Arrange the listing lines as a Markdown table with the columns Row and Line, starting with the first line of the listing and going on through the line with "category-labels: Concentration of". Number each line in Row, and leave out any blank lines.

* Region and label listings
<<<<

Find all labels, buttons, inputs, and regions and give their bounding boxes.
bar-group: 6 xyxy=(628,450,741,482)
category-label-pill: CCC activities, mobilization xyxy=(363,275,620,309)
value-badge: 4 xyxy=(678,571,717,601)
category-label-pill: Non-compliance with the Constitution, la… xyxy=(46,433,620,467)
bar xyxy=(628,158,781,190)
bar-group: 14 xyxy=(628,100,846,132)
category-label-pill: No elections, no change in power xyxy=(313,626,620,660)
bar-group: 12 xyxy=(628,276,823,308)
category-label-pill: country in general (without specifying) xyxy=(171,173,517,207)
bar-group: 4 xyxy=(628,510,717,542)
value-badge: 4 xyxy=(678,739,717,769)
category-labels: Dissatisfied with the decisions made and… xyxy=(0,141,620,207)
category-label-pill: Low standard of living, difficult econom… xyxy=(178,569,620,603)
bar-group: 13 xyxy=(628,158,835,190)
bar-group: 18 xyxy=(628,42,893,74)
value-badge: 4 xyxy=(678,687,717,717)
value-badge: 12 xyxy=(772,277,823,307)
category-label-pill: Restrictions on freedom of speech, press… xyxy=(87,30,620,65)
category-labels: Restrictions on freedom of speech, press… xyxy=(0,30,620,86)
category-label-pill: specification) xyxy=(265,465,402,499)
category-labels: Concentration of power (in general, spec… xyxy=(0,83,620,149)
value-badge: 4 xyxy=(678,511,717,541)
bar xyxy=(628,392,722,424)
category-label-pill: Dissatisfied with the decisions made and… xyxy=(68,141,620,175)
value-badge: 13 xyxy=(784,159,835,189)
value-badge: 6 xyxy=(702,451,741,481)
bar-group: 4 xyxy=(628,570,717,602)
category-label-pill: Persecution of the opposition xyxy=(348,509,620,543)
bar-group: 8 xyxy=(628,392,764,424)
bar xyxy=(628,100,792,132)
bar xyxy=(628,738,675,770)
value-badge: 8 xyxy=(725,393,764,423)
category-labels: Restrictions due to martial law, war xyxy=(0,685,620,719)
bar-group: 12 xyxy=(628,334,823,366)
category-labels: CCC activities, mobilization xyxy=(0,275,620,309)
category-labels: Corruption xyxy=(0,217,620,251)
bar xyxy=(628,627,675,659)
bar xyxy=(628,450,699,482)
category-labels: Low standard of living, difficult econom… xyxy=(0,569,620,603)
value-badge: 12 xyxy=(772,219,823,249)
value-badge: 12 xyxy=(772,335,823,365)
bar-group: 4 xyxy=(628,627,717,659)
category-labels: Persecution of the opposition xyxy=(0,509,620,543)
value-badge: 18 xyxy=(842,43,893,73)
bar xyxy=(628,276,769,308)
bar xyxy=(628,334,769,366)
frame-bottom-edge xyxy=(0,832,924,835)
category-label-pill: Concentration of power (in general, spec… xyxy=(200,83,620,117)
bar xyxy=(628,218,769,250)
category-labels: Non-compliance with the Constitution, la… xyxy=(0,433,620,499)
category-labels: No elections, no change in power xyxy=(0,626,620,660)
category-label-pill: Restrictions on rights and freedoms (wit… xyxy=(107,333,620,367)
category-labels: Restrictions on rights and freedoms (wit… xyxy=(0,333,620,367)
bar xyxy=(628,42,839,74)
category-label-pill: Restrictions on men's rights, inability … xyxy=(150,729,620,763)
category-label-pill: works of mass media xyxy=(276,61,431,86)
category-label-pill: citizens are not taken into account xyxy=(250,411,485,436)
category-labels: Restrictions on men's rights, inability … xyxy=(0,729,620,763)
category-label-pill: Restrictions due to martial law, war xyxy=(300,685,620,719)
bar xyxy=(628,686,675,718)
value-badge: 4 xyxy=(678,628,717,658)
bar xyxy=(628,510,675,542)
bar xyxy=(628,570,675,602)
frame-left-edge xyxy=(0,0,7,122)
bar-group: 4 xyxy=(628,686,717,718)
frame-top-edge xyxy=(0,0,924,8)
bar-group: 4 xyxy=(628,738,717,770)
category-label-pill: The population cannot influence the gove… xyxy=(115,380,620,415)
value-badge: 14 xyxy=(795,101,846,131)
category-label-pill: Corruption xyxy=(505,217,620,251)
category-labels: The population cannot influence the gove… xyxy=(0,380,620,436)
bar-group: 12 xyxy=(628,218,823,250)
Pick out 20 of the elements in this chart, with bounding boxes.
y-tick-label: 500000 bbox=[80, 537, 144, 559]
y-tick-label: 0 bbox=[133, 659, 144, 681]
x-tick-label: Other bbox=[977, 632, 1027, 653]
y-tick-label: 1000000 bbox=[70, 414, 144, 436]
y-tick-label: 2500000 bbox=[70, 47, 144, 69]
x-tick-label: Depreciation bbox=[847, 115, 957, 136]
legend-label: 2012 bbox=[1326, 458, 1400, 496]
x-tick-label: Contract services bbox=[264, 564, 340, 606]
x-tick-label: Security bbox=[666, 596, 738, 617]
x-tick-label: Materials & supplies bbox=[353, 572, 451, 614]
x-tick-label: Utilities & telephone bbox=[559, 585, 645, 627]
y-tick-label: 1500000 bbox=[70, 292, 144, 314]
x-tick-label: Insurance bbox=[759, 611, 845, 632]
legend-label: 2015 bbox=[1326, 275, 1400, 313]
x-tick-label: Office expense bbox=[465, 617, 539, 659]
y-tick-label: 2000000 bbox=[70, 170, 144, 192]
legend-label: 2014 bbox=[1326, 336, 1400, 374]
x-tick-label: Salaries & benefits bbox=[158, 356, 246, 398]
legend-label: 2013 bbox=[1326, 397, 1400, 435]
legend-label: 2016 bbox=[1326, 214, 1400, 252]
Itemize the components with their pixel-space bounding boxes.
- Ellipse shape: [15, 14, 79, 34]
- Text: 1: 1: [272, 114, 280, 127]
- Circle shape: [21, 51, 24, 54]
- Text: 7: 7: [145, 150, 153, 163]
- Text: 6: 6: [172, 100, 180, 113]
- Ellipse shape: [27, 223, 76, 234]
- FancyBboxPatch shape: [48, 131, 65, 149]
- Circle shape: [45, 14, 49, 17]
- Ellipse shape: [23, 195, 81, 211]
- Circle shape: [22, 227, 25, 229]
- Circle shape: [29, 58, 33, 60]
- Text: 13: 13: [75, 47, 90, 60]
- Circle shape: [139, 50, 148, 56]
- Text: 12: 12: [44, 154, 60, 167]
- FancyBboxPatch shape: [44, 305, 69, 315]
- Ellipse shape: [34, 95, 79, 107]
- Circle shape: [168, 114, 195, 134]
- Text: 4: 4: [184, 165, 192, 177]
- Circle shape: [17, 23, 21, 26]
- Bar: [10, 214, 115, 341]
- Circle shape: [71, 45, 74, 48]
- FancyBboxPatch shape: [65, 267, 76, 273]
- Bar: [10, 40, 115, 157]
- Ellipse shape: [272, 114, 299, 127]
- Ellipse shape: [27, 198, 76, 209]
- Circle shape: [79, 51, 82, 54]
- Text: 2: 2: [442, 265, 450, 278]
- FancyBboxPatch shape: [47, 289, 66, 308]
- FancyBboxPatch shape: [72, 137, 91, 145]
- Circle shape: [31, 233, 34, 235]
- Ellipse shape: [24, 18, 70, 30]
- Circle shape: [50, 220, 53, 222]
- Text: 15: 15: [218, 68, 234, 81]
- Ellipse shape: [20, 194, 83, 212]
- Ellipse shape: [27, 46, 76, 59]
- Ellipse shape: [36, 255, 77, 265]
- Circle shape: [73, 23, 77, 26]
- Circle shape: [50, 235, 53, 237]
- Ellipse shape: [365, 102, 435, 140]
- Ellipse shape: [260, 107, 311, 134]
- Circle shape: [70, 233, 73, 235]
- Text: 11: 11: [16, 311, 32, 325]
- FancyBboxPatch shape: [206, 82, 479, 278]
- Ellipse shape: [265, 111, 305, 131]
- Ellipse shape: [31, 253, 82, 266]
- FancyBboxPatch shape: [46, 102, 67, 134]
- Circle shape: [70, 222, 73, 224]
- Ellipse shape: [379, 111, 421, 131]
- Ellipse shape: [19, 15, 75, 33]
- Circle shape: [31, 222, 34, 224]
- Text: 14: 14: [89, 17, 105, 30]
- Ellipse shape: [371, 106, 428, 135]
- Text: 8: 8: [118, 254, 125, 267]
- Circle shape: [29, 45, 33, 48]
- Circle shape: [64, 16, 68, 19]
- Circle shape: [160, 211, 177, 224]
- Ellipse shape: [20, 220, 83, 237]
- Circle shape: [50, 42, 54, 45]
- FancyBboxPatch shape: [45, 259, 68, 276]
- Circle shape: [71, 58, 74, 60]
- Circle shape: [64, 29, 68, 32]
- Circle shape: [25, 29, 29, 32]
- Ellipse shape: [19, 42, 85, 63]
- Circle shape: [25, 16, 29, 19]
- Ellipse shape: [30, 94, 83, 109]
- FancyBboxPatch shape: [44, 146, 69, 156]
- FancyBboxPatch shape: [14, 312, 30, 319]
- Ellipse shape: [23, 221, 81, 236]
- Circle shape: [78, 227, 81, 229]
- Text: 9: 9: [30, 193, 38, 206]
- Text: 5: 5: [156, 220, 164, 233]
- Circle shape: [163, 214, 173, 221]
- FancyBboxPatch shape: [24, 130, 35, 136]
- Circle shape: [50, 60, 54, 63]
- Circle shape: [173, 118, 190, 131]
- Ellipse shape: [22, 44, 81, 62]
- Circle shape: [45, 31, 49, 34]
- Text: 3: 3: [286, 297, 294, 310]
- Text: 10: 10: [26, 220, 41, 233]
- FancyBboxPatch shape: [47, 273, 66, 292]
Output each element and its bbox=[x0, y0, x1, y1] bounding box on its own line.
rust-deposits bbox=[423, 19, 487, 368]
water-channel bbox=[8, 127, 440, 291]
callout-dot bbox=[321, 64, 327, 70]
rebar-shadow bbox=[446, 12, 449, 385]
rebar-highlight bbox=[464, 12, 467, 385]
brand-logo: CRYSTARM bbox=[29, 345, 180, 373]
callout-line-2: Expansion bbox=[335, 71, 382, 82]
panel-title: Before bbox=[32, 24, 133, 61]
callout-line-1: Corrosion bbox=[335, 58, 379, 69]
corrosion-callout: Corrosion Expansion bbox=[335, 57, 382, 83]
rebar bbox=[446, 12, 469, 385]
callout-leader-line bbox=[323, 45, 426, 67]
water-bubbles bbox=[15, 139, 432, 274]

>>>>

* Response
| Row | Line |
|---|---|
| 1 | Find all labels, buttons, inputs, and regions and give their bounding boxes. |
| 2 | bar-group: 6 xyxy=(628,450,741,482) |
| 3 | category-label-pill: CCC activities, mobilization xyxy=(363,275,620,309) |
| 4 | value-badge: 4 xyxy=(678,571,717,601) |
| 5 | category-label-pill: Non-compliance with the Constitution, la… xyxy=(46,433,620,467) |
| 6 | bar xyxy=(628,158,781,190) |
| 7 | bar-group: 14 xyxy=(628,100,846,132) |
| 8 | category-label-pill: No elections, no change in power xyxy=(313,626,620,660) |
| 9 | bar-group: 12 xyxy=(628,276,823,308) |
| 10 | category-label-pill: country in general (without specifying) xyxy=(171,173,517,207) |
| 11 | bar-group: 4 xyxy=(628,510,717,542) |
| 12 | value-badge: 4 xyxy=(678,739,717,769) |
| 13 | category-labels: Dissatisfied with the decisions made and… xyxy=(0,141,620,207) |
| 14 | category-label-pill: Low standard of living, difficult econom… xyxy=(178,569,620,603) |
| 15 | bar-group: 13 xyxy=(628,158,835,190) |
| 16 | bar-group: 18 xyxy=(628,42,893,74) |
| 17 | value-badge: 4 xyxy=(678,687,717,717) |
| 18 | value-badge: 12 xyxy=(772,277,823,307) |
| 19 | category-label-pill: Restrictions on freedom of speech, press… xyxy=(87,30,620,65) |
| 20 | category-labels: Restrictions on freedom of speech, press… xyxy=(0,30,620,86) |
| 21 | category-label-pill: specification) xyxy=(265,465,402,499) |
| 22 | category-labels: Concentration of power (in general, spec… xyxy=(0,83,620,149) |